## WHAT IS EXPECTED:
Pictures aside, repeat every entry exactly.
--- INPUT DATA ---
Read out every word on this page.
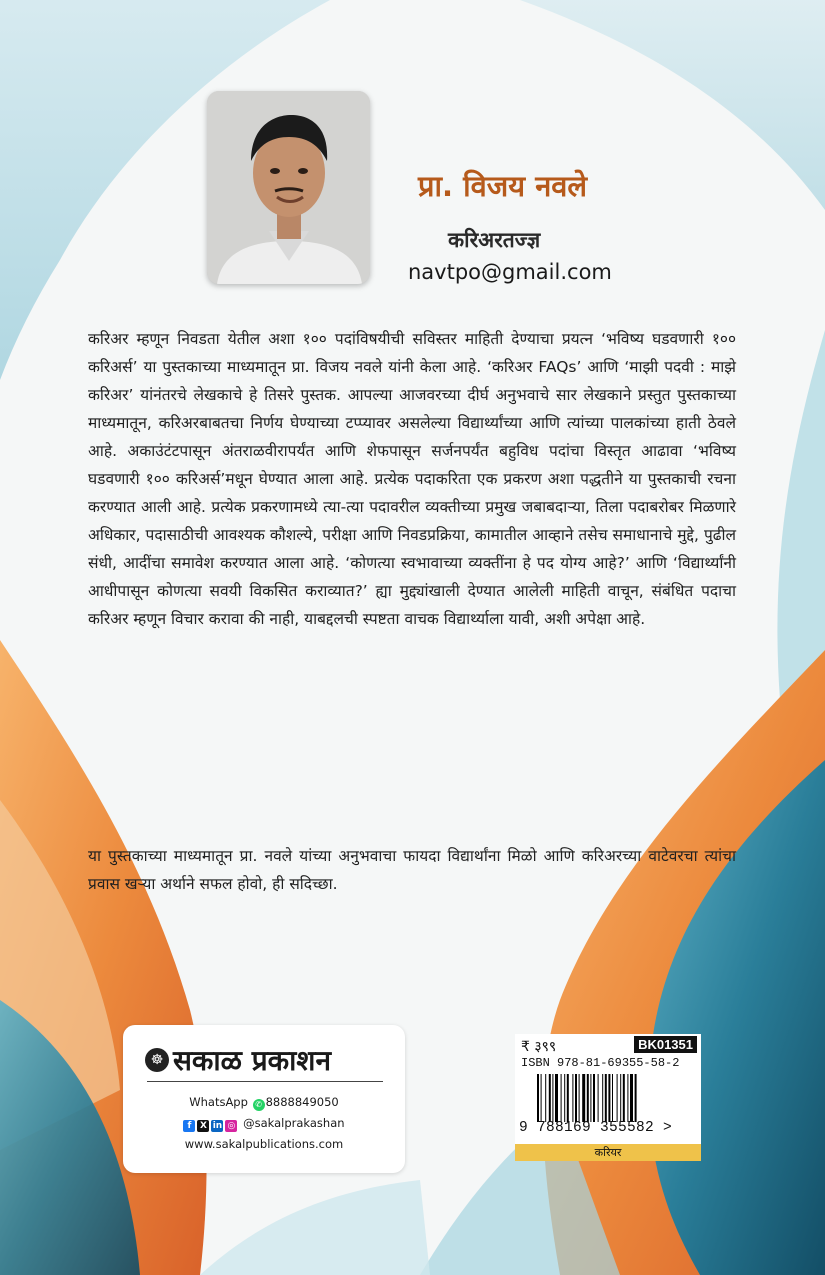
प्रा. विजय नवले
करिअरतज्ज्ञ
navtpo@gmail.com

करिअर म्हणून निवडता येतील अशा १०० पदांविषयीची सविस्तर माहिती देण्याचा प्रयत्न ‘भविष्य घडवणारी १०० करिअर्स’ या पुस्तकाच्या माध्यमातून प्रा. विजय नवले यांनी केला आहे. ‘करिअर FAQs’ आणि ‘माझी पदवी : माझे करिअर’ यांनंतरचे लेखकाचे हे तिसरे पुस्तक. आपल्या आजवरच्या दीर्घ अनुभवाचे सार लेखकाने प्रस्तुत पुस्तकाच्या माध्यमातून, करिअरबाबतचा निर्णय घेण्याच्या टप्प्यावर असलेल्या विद्यार्थ्यांच्या आणि त्यांच्या पालकांच्या हाती ठेवले आहे. अकाउंटंटपासून अंतराळवीरापर्यंत आणि शेफपासून सर्जनपर्यंत बहुविध पदांचा विस्तृत आढावा ‘भविष्य घडवणारी १०० करिअर्स’मधून घेण्यात आला आहे. प्रत्येक पदाकरिता एक प्रकरण अशा पद्धतीने या पुस्तकाची रचना करण्यात आली आहे. प्रत्येक प्रकरणामध्ये त्या-त्या पदावरील व्यक्तीच्या प्रमुख जबाबदाऱ्या, तिला पदाबरोबर मिळणारे अधिकार, पदासाठीची आवश्यक कौशल्ये, परीक्षा आणि निवडप्रक्रिया, कामातील आव्हाने तसेच समाधानाचे मुद्दे, पुढील संधी, आदींचा समावेश करण्यात आला आहे. ‘कोणत्या स्वभावाच्या व्यक्तींना हे पद योग्य आहे?’ आणि ‘विद्यार्थ्यांनी आधीपासून कोणत्या सवयी विकसित कराव्यात?’ ह्या मुद्द्यांखाली देण्यात आलेली माहिती वाचून, संबंधित पदाचा करिअर म्हणून विचार करावा की नाही, याबद्दलची स्पष्टता वाचक विद्यार्थ्याला यावी, अशी अपेक्षा आहे.

या पुस्तकाच्या माध्यमातून प्रा. नवले यांच्या अनुभवाचा फायदा विद्यार्थांना मिळो आणि करिअरच्या वाटेवरचा त्यांचा प्रवास खऱ्या अर्थाने सफल होवो, ही सदिच्छा.

☸ सकाळ प्रकाशन
WhatsApp ✆ 8888849050
f X in ◎ @sakalprakashan
www.sakalpublications.com
₹ ३९९	BK01351
ISBN 978-81-69355-58-2
9 788169 355582 >
करियर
---
## SOLUTION TO THIS TASK:
Read out every word on this page.
प्रा. विजय नवले
करिअरतज्ज्ञ
navtpo@gmail.com

करिअर म्हणून निवडता येतील अशा १०० पदांविषयीची सविस्तर माहिती देण्याचा प्रयत्न ‘भविष्य घडवणारी १०० करिअर्स’ या पुस्तकाच्या माध्यमातून प्रा. विजय नवले यांनी केला आहे. ‘करिअर FAQs’ आणि ‘माझी पदवी : माझे करिअर’ यांनंतरचे लेखकाचे हे तिसरे पुस्तक. आपल्या आजवरच्या दीर्घ अनुभवाचे सार लेखकाने प्रस्तुत पुस्तकाच्या माध्यमातून, करिअरबाबतचा निर्णय घेण्याच्या टप्प्यावर असलेल्या विद्यार्थ्यांच्या आणि त्यांच्या पालकांच्या हाती ठेवले आहे. अकाउंटंटपासून अंतराळवीरापर्यंत आणि शेफपासून सर्जनपर्यंत बहुविध पदांचा विस्तृत आढावा ‘भविष्य घडवणारी १०० करिअर्स’मधून घेण्यात आला आहे. प्रत्येक पदाकरिता एक प्रकरण अशा पद्धतीने या पुस्तकाची रचना करण्यात आली आहे. प्रत्येक प्रकरणामध्ये त्या-त्या पदावरील व्यक्तीच्या प्रमुख जबाबदाऱ्या, तिला पदाबरोबर मिळणारे अधिकार, पदासाठीची आवश्यक कौशल्ये, परीक्षा आणि निवडप्रक्रिया, कामातील आव्हाने तसेच समाधानाचे मुद्दे, पुढील संधी, आदींचा समावेश करण्यात आला आहे. ‘कोणत्या स्वभावाच्या व्यक्तींना हे पद योग्य आहे?’ आणि ‘विद्यार्थ्यांनी आधीपासून कोणत्या सवयी विकसित कराव्यात?’ ह्या मुद्द्यांखाली देण्यात आलेली माहिती वाचून, संबंधित पदाचा करिअर म्हणून विचार करावा की नाही, याबद्दलची स्पष्टता वाचक विद्यार्थ्याला यावी, अशी अपेक्षा आहे.

या पुस्तकाच्या माध्यमातून प्रा. नवले यांच्या अनुभवाचा फायदा विद्यार्थांना मिळो आणि करिअरच्या वाटेवरचा त्यांचा प्रवास खऱ्या अर्थाने सफल होवो, ही सदिच्छा.

☸ सकाळ प्रकाशन
WhatsApp ✆ 8888849050
f X in ◎ @sakalprakashan
www.sakalpublications.com
₹ ३९९	BK01351
ISBN 978-81-69355-58-2
9 788169 355582 >
करियर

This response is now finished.